DESCRIPTION OF THE TASK: How many of the lines below hold the word "overlay"? Answer only with the number.

GIVEN RECORDS:
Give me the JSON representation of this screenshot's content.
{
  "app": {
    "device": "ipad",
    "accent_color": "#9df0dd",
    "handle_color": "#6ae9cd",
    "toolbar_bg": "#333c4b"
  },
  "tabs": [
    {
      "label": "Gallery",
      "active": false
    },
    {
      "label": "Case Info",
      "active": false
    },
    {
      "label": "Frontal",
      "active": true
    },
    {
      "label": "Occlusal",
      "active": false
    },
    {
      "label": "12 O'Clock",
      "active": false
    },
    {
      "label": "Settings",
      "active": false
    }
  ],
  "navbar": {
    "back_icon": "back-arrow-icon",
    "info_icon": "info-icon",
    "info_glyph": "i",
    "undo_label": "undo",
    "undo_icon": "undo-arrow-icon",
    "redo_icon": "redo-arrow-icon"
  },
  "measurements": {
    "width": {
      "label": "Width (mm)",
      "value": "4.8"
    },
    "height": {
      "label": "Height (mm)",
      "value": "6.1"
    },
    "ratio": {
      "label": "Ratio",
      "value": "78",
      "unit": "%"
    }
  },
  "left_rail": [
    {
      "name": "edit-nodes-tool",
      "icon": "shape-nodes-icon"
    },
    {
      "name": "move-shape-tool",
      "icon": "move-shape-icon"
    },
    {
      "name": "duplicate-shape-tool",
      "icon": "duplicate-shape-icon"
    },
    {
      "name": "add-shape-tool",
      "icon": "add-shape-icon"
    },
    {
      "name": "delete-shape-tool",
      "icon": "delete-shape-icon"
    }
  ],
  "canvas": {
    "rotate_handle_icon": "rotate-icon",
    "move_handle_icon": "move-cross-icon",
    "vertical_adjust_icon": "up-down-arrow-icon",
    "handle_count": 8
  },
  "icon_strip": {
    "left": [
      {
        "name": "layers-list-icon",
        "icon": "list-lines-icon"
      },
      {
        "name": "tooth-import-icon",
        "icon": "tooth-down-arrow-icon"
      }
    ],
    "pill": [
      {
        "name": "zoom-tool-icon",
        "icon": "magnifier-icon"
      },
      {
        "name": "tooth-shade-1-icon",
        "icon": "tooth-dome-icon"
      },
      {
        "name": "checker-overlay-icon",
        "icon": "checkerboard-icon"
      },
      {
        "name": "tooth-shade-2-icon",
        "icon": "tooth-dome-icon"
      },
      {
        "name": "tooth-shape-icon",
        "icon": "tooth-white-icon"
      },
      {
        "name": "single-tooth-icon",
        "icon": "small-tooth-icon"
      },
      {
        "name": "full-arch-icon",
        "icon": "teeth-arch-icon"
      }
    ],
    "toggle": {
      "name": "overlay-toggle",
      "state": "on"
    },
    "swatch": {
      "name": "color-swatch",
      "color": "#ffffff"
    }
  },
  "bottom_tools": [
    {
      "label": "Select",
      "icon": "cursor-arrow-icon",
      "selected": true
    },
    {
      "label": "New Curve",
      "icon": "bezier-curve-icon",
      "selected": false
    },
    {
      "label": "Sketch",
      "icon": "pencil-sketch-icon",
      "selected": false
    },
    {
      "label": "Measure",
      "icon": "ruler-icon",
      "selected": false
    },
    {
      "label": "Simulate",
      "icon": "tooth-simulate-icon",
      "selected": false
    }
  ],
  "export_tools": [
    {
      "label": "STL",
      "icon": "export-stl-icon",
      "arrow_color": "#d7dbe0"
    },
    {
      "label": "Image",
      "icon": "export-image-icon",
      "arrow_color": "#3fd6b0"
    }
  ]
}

TASK OUTPUT: 2